DIRECTIVE => Copy each line in which the string "②②①①②" occurs.

Data entries:
— start —

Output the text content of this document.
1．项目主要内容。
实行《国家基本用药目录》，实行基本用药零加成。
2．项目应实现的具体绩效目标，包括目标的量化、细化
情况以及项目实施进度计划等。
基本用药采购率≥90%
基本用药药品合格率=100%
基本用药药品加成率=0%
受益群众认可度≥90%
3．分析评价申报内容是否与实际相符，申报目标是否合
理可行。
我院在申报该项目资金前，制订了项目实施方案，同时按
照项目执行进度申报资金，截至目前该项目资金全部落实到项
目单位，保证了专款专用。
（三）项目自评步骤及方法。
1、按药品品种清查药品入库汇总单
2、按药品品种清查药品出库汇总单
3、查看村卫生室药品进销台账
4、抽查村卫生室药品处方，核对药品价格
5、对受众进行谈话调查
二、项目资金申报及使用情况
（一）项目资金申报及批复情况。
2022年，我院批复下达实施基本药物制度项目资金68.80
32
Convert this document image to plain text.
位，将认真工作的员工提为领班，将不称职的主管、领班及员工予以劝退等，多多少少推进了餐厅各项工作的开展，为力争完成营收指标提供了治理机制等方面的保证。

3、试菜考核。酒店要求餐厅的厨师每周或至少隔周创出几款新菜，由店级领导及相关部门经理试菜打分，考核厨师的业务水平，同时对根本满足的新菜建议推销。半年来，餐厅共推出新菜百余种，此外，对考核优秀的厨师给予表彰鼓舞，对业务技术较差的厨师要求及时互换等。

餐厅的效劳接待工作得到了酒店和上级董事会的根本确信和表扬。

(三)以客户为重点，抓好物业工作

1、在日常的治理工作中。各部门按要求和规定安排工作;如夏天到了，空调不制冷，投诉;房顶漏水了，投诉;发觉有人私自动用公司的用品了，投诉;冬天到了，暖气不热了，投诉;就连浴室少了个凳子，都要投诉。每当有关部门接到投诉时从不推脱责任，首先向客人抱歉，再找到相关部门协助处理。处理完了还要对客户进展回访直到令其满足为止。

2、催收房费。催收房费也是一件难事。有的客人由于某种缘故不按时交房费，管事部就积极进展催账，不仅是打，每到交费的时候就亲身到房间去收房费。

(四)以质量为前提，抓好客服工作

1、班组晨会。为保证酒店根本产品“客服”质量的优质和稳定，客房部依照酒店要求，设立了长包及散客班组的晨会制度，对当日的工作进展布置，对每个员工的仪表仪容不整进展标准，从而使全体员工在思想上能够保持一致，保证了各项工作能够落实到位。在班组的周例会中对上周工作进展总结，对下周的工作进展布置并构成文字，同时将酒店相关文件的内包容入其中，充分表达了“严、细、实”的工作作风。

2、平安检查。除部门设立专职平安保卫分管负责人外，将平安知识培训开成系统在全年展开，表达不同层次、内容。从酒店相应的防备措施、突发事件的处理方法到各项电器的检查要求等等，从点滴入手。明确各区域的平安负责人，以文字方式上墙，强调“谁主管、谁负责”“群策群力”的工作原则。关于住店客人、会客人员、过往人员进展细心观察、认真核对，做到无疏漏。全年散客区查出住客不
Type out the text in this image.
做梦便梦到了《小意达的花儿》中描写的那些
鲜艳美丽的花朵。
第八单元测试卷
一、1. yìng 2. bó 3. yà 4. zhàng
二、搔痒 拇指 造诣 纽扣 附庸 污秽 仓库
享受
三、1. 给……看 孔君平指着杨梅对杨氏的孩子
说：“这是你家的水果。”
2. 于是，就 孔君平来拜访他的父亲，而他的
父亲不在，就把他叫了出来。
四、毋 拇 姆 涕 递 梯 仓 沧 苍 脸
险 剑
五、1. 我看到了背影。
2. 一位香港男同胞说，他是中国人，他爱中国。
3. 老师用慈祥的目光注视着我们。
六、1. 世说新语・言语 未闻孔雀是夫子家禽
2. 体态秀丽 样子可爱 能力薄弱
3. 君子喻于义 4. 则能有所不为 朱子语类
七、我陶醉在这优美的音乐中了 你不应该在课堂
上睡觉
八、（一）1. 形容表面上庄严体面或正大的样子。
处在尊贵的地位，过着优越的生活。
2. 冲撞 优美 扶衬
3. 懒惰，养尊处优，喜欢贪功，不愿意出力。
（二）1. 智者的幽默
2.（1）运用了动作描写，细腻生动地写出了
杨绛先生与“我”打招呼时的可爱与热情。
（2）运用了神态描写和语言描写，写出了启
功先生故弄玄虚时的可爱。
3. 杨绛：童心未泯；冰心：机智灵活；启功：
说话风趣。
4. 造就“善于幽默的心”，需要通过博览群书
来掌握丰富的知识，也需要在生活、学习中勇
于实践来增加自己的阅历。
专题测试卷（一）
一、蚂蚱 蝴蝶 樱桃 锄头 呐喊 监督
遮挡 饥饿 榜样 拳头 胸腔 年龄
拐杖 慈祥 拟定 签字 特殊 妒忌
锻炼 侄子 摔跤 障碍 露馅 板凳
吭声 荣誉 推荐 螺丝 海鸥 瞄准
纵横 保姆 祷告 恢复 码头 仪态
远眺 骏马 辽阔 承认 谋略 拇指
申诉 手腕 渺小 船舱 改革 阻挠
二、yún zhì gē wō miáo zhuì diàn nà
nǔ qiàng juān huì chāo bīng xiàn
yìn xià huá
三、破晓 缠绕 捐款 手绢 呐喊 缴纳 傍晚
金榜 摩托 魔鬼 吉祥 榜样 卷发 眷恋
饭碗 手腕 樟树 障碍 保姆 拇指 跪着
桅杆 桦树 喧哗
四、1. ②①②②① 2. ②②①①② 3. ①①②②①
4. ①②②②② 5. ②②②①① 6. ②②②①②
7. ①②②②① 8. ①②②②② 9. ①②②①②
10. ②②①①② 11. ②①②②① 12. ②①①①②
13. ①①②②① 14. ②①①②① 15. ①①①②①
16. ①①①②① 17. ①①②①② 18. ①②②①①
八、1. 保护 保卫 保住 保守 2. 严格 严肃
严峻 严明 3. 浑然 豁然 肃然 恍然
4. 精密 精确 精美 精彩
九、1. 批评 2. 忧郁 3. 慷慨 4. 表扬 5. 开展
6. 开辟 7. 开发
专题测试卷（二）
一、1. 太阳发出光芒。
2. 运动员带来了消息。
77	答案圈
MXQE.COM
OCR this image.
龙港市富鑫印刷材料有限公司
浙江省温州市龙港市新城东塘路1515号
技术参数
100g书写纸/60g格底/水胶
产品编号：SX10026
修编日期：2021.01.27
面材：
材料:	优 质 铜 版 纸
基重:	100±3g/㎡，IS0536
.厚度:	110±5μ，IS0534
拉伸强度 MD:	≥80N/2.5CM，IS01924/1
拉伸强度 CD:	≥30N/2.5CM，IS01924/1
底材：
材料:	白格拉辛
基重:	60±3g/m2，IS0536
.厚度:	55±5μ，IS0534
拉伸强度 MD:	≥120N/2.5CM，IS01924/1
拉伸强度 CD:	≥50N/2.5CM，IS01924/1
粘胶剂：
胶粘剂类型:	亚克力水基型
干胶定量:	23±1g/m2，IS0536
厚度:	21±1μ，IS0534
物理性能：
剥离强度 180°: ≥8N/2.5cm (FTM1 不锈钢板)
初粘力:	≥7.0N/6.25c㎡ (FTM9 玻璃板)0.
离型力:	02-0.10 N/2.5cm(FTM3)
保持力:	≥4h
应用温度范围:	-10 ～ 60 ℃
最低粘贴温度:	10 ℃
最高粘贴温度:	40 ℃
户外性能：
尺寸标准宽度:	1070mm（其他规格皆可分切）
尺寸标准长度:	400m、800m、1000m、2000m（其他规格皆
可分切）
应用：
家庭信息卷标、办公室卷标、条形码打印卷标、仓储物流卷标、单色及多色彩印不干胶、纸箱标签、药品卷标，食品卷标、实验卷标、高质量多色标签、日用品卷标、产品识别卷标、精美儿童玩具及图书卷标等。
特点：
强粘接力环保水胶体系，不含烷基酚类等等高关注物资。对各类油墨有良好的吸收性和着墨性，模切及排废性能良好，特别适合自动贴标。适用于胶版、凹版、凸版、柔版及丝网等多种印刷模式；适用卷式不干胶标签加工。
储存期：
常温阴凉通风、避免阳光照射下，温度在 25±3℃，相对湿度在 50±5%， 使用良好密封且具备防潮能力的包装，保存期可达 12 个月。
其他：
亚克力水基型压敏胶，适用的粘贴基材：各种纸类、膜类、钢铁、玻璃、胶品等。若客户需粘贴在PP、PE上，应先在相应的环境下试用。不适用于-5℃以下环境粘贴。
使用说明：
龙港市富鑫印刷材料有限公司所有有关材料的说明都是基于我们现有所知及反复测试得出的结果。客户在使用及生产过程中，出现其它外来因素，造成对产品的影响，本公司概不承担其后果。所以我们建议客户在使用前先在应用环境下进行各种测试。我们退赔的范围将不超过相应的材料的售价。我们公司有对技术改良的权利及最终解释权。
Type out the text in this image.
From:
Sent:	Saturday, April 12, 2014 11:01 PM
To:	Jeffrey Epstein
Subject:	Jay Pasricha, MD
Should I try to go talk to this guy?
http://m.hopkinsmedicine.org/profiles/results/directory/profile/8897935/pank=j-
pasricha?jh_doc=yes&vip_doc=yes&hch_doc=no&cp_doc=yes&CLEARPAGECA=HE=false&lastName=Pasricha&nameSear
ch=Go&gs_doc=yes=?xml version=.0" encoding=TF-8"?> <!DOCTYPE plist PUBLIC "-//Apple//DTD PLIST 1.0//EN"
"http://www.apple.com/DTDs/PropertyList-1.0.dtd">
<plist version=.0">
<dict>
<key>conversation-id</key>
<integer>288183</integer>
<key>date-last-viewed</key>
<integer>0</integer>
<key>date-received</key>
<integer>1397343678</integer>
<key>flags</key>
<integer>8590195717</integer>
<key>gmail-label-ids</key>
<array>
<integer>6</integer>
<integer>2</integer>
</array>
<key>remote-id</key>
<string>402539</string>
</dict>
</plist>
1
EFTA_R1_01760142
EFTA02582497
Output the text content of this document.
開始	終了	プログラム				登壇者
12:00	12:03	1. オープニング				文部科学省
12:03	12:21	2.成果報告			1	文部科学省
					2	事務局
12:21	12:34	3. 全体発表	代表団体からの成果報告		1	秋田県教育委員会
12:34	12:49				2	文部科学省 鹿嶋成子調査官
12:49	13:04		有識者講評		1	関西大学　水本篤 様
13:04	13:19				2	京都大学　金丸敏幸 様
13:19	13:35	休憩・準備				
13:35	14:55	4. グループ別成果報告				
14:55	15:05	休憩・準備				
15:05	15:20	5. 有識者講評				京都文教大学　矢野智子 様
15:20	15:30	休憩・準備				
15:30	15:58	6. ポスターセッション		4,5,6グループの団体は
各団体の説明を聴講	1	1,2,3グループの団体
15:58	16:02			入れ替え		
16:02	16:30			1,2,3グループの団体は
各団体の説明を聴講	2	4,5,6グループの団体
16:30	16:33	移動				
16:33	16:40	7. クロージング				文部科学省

— end —

EXPECTED OUTPUT =>
四、1. ②①②②① 2. ②②①①② 3. ①①②②①
10. ②②①①② 11. ②①②②① 12. ②①①①②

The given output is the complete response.